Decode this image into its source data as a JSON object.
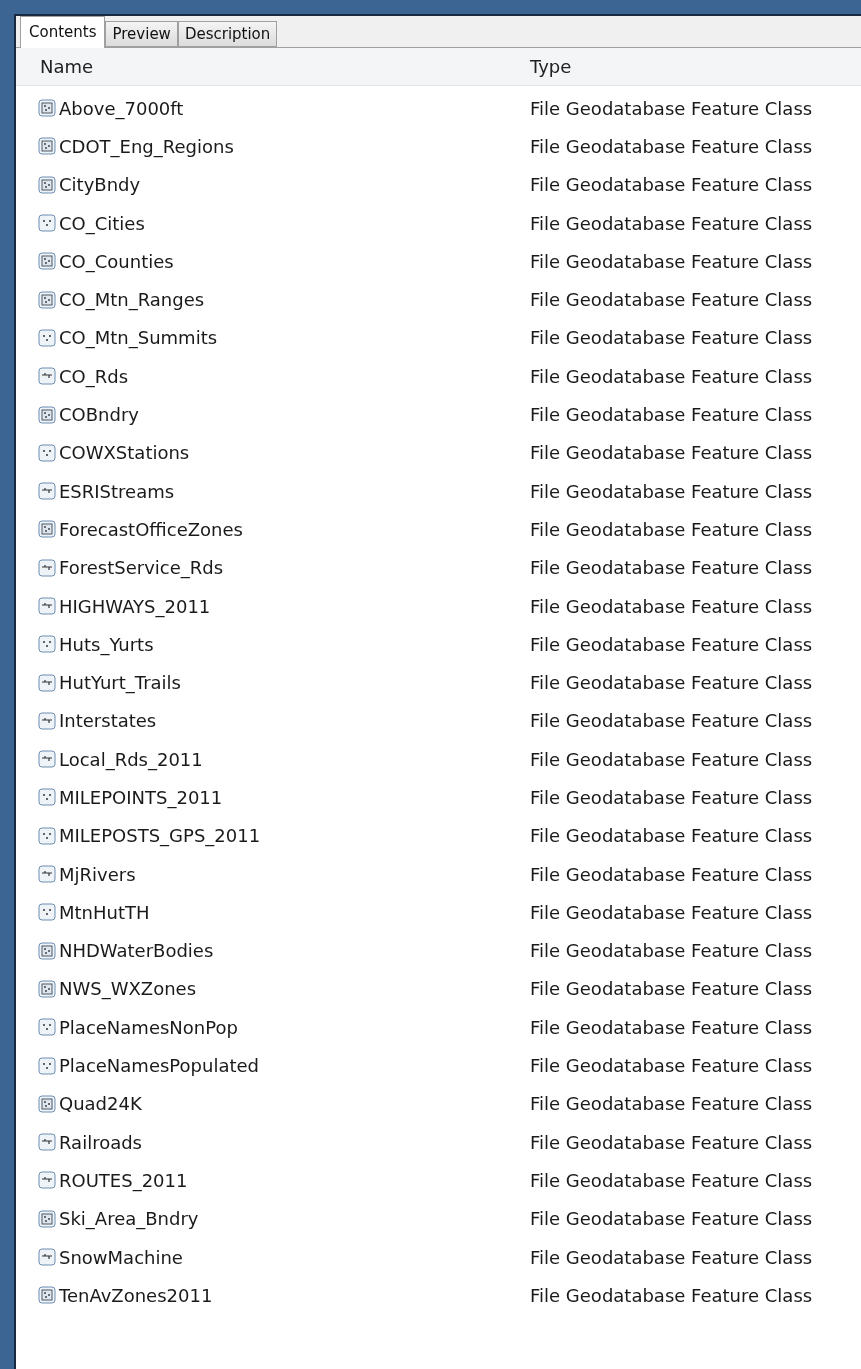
{
  "tabs": [
    {
      "label": "Contents",
      "selected": true
    },
    {
      "label": "Preview",
      "selected": false
    },
    {
      "label": "Description",
      "selected": false
    }
  ],
  "columns": [
    "Name",
    "Type"
  ],
  "rows": [
    {
      "kind": "polygon",
      "name": "Above_7000ft",
      "type": "File Geodatabase Feature Class"
    },
    {
      "kind": "polygon",
      "name": "CDOT_Eng_Regions",
      "type": "File Geodatabase Feature Class"
    },
    {
      "kind": "polygon",
      "name": "CityBndy",
      "type": "File Geodatabase Feature Class"
    },
    {
      "kind": "point",
      "name": "CO_Cities",
      "type": "File Geodatabase Feature Class"
    },
    {
      "kind": "polygon",
      "name": "CO_Counties",
      "type": "File Geodatabase Feature Class"
    },
    {
      "kind": "polygon",
      "name": "CO_Mtn_Ranges",
      "type": "File Geodatabase Feature Class"
    },
    {
      "kind": "point",
      "name": "CO_Mtn_Summits",
      "type": "File Geodatabase Feature Class"
    },
    {
      "kind": "line",
      "name": "CO_Rds",
      "type": "File Geodatabase Feature Class"
    },
    {
      "kind": "polygon",
      "name": "COBndry",
      "type": "File Geodatabase Feature Class"
    },
    {
      "kind": "point",
      "name": "COWXStations",
      "type": "File Geodatabase Feature Class"
    },
    {
      "kind": "line",
      "name": "ESRIStreams",
      "type": "File Geodatabase Feature Class"
    },
    {
      "kind": "polygon",
      "name": "ForecastOfficeZones",
      "type": "File Geodatabase Feature Class"
    },
    {
      "kind": "line",
      "name": "ForestService_Rds",
      "type": "File Geodatabase Feature Class"
    },
    {
      "kind": "line",
      "name": "HIGHWAYS_2011",
      "type": "File Geodatabase Feature Class"
    },
    {
      "kind": "point",
      "name": "Huts_Yurts",
      "type": "File Geodatabase Feature Class"
    },
    {
      "kind": "line",
      "name": "HutYurt_Trails",
      "type": "File Geodatabase Feature Class"
    },
    {
      "kind": "line",
      "name": "Interstates",
      "type": "File Geodatabase Feature Class"
    },
    {
      "kind": "line",
      "name": "Local_Rds_2011",
      "type": "File Geodatabase Feature Class"
    },
    {
      "kind": "point",
      "name": "MILEPOINTS_2011",
      "type": "File Geodatabase Feature Class"
    },
    {
      "kind": "point",
      "name": "MILEPOSTS_GPS_2011",
      "type": "File Geodatabase Feature Class"
    },
    {
      "kind": "line",
      "name": "MjRivers",
      "type": "File Geodatabase Feature Class"
    },
    {
      "kind": "point",
      "name": "MtnHutTH",
      "type": "File Geodatabase Feature Class"
    },
    {
      "kind": "polygon",
      "name": "NHDWaterBodies",
      "type": "File Geodatabase Feature Class"
    },
    {
      "kind": "polygon",
      "name": "NWS_WXZones",
      "type": "File Geodatabase Feature Class"
    },
    {
      "kind": "point",
      "name": "PlaceNamesNonPop",
      "type": "File Geodatabase Feature Class"
    },
    {
      "kind": "point",
      "name": "PlaceNamesPopulated",
      "type": "File Geodatabase Feature Class"
    },
    {
      "kind": "polygon",
      "name": "Quad24K",
      "type": "File Geodatabase Feature Class"
    },
    {
      "kind": "line",
      "name": "Railroads",
      "type": "File Geodatabase Feature Class"
    },
    {
      "kind": "line",
      "name": "ROUTES_2011",
      "type": "File Geodatabase Feature Class"
    },
    {
      "kind": "polygon",
      "name": "Ski_Area_Bndry",
      "type": "File Geodatabase Feature Class"
    },
    {
      "kind": "line",
      "name": "SnowMachine",
      "type": "File Geodatabase Feature Class"
    },
    {
      "kind": "polygon",
      "name": "TenAvZones2011",
      "type": "File Geodatabase Feature Class"
    }
  ]
}
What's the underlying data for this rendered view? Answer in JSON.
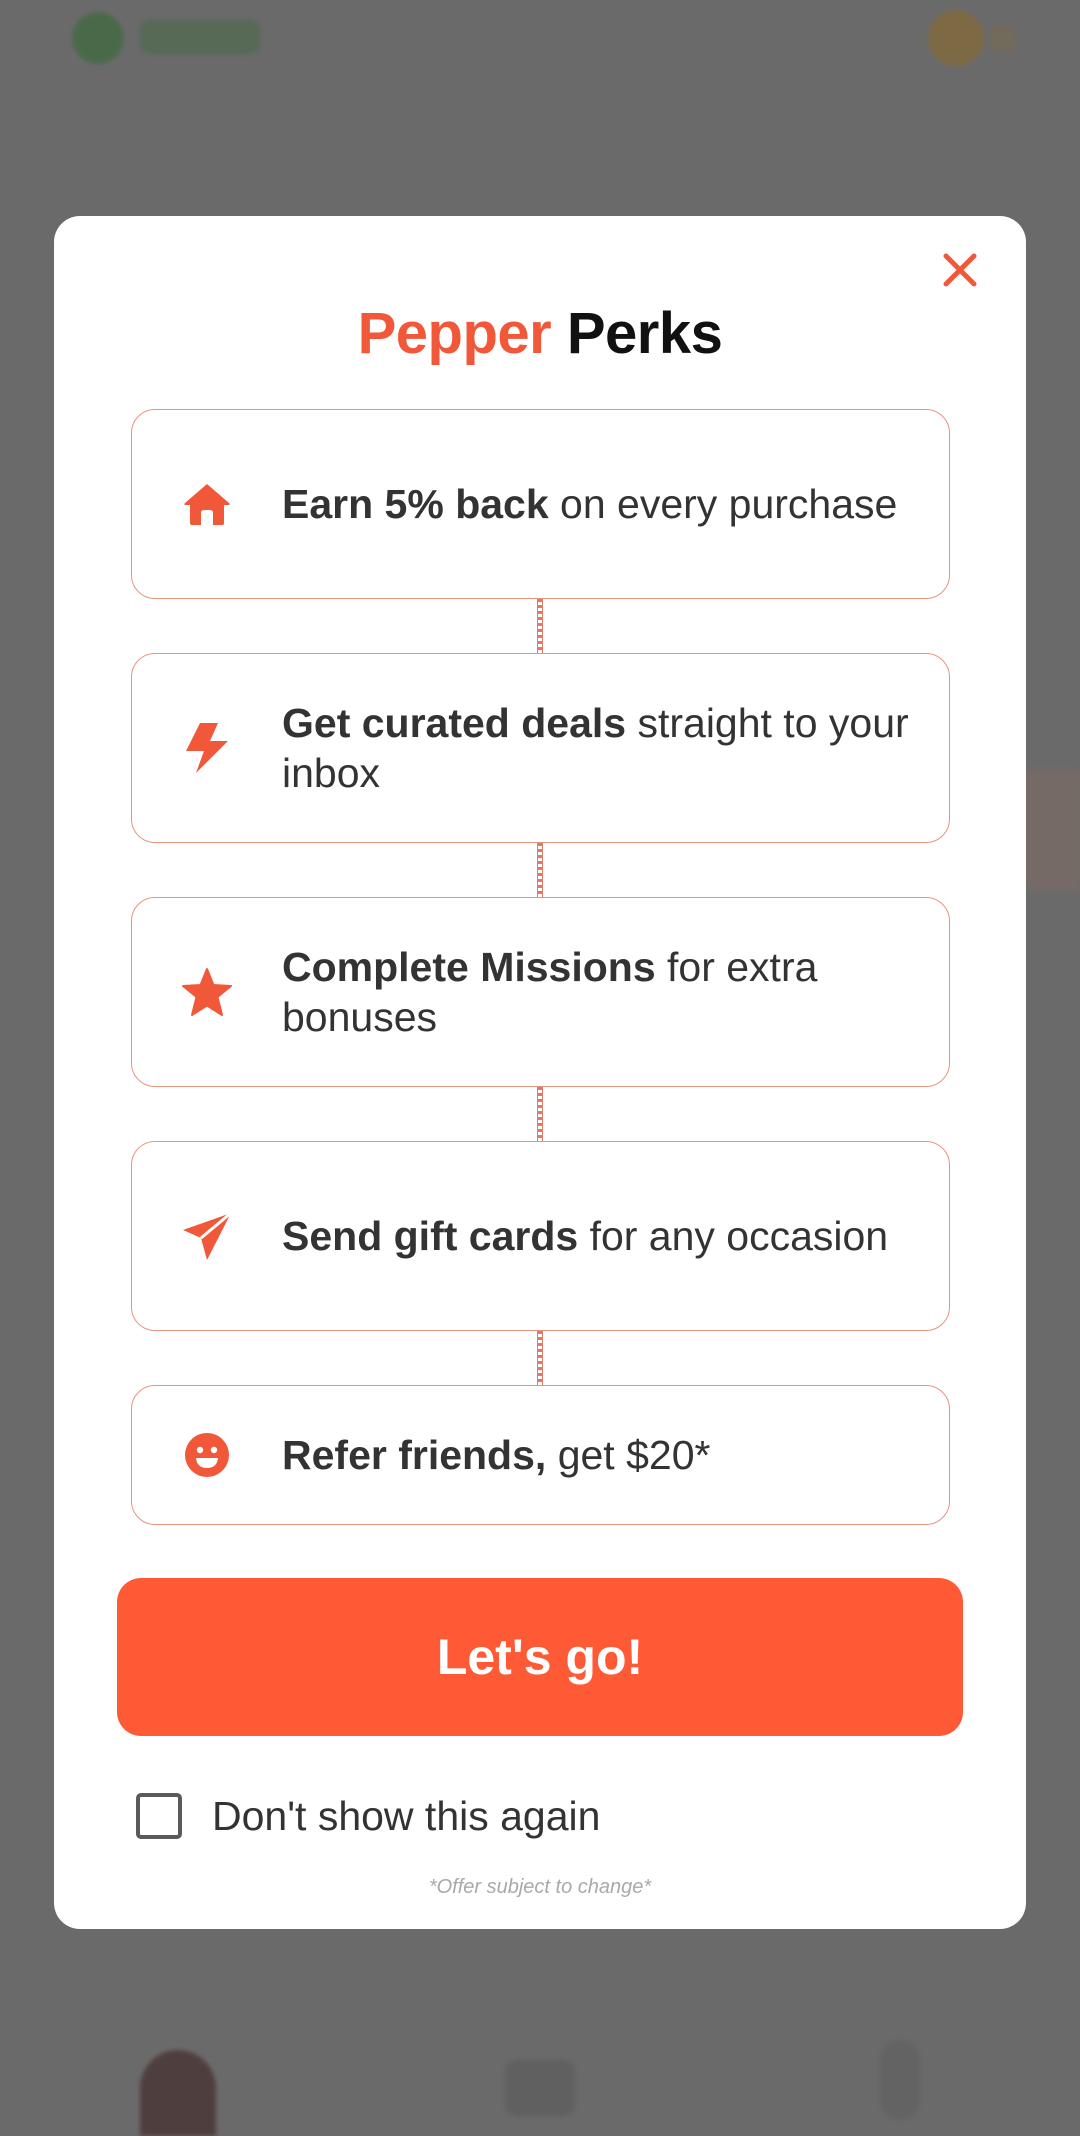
{
  "modal": {
    "title_accent": "Pepper",
    "title_rest": " Perks",
    "close_icon": "close-icon",
    "accent_color": "#f1583a",
    "perks": [
      {
        "icon": "home-icon",
        "bold": "Earn 5% back",
        "rest": " on every purchase"
      },
      {
        "icon": "lightning-icon",
        "bold": "Get curated deals",
        "rest": " straight to your inbox"
      },
      {
        "icon": "star-icon",
        "bold": "Complete Missions",
        "rest": " for extra bonuses"
      },
      {
        "icon": "paper-plane-icon",
        "bold": "Send gift cards",
        "rest": " for any occasion"
      },
      {
        "icon": "smiley-icon",
        "bold": "Refer friends,",
        "rest": " get $20*"
      }
    ],
    "cta_label": "Let's go!",
    "cta_color": "#ff5a36",
    "dont_show_label": "Don't show this again",
    "dont_show_checked": false,
    "disclaimer": "*Offer subject to change*"
  }
}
········
→ **Task to carry out**
Repeat the material above in full and exactly, apart from the pictures.

→ **Correct result**
Decode this image into its source data as a JSON object.
{
  "tabs": [
    {
      "label": "Contents",
      "selected": true
    },
    {
      "label": "Preview",
      "selected": false
    },
    {
      "label": "Description",
      "selected": false
    }
  ],
  "columns": [
    "Name",
    "Type"
  ],
  "rows": [
    {
      "kind": "polygon",
      "name": "Above_7000ft",
      "type": "File Geodatabase Feature Class"
    },
    {
      "kind": "polygon",
      "name": "CDOT_Eng_Regions",
      "type": "File Geodatabase Feature Class"
    },
    {
      "kind": "polygon",
      "name": "CityBndy",
      "type": "File Geodatabase Feature Class"
    },
    {
      "kind": "point",
      "name": "CO_Cities",
      "type": "File Geodatabase Feature Class"
    },
    {
      "kind": "polygon",
      "name": "CO_Counties",
      "type": "File Geodatabase Feature Class"
    },
    {
      "kind": "polygon",
      "name": "CO_Mtn_Ranges",
      "type": "File Geodatabase Feature Class"
    },
    {
      "kind": "point",
      "name": "CO_Mtn_Summits",
      "type": "File Geodatabase Feature Class"
    },
    {
      "kind": "line",
      "name": "CO_Rds",
      "type": "File Geodatabase Feature Class"
    },
    {
      "kind": "polygon",
      "name": "COBndry",
      "type": "File Geodatabase Feature Class"
    },
    {
      "kind": "point",
      "name": "COWXStations",
      "type": "File Geodatabase Feature Class"
    },
    {
      "kind": "line",
      "name": "ESRIStreams",
      "type": "File Geodatabase Feature Class"
    },
    {
      "kind": "polygon",
      "name": "ForecastOfficeZones",
      "type": "File Geodatabase Feature Class"
    },
    {
      "kind": "line",
      "name": "ForestService_Rds",
      "type": "File Geodatabase Feature Class"
    },
    {
      "kind": "line",
      "name": "HIGHWAYS_2011",
      "type": "File Geodatabase Feature Class"
    },
    {
      "kind": "point",
      "name": "Huts_Yurts",
      "type": "File Geodatabase Feature Class"
    },
    {
      "kind": "line",
      "name": "HutYurt_Trails",
      "type": "File Geodatabase Feature Class"
    },
    {
      "kind": "line",
      "name": "Interstates",
      "type": "File Geodatabase Feature Class"
    },
    {
      "kind": "line",
      "name": "Local_Rds_2011",
      "type": "File Geodatabase Feature Class"
    },
    {
      "kind": "point",
      "name": "MILEPOINTS_2011",
      "type": "File Geodatabase Feature Class"
    },
    {
      "kind": "point",
      "name": "MILEPOSTS_GPS_2011",
      "type": "File Geodatabase Feature Class"
    },
    {
      "kind": "line",
      "name": "MjRivers",
      "type": "File Geodatabase Feature Class"
    },
    {
      "kind": "point",
      "name": "MtnHutTH",
      "type": "File Geodatabase Feature Class"
    },
    {
      "kind": "polygon",
      "name": "NHDWaterBodies",
      "type": "File Geodatabase Feature Class"
    },
    {
      "kind": "polygon",
      "name": "NWS_WXZones",
      "type": "File Geodatabase Feature Class"
    },
    {
      "kind": "point",
      "name": "PlaceNamesNonPop",
      "type": "File Geodatabase Feature Class"
    },
    {
      "kind": "point",
      "name": "PlaceNamesPopulated",
      "type": "File Geodatabase Feature Class"
    },
    {
      "kind": "polygon",
      "name": "Quad24K",
      "type": "File Geodatabase Feature Class"
    },
    {
      "kind": "line",
      "name": "Railroads",
      "type": "File Geodatabase Feature Class"
    },
    {
      "kind": "line",
      "name": "ROUTES_2011",
      "type": "File Geodatabase Feature Class"
    },
    {
      "kind": "polygon",
      "name": "Ski_Area_Bndry",
      "type": "File Geodatabase Feature Class"
    },
    {
      "kind": "line",
      "name": "SnowMachine",
      "type": "File Geodatabase Feature Class"
    },
    {
      "kind": "polygon",
      "name": "TenAvZones2011",
      "type": "File Geodatabase Feature Class"
    }
  ]
}
What's the underlying data for this rendered view? Answer in JSON.
{
  "modal": {
    "title_accent": "Pepper",
    "title_rest": " Perks",
    "close_icon": "close-icon",
    "accent_color": "#f1583a",
    "perks": [
      {
        "icon": "home-icon",
        "bold": "Earn 5% back",
        "rest": " on every purchase"
      },
      {
        "icon": "lightning-icon",
        "bold": "Get curated deals",
        "rest": " straight to your inbox"
      },
      {
        "icon": "star-icon",
        "bold": "Complete Missions",
        "rest": " for extra bonuses"
      },
      {
        "icon": "paper-plane-icon",
        "bold": "Send gift cards",
        "rest": " for any occasion"
      },
      {
        "icon": "smiley-icon",
        "bold": "Refer friends,",
        "rest": " get $20*"
      }
    ],
    "cta_label": "Let's go!",
    "cta_color": "#ff5a36",
    "dont_show_label": "Don't show this again",
    "dont_show_checked": false,
    "disclaimer": "*Offer subject to change*"
  }
}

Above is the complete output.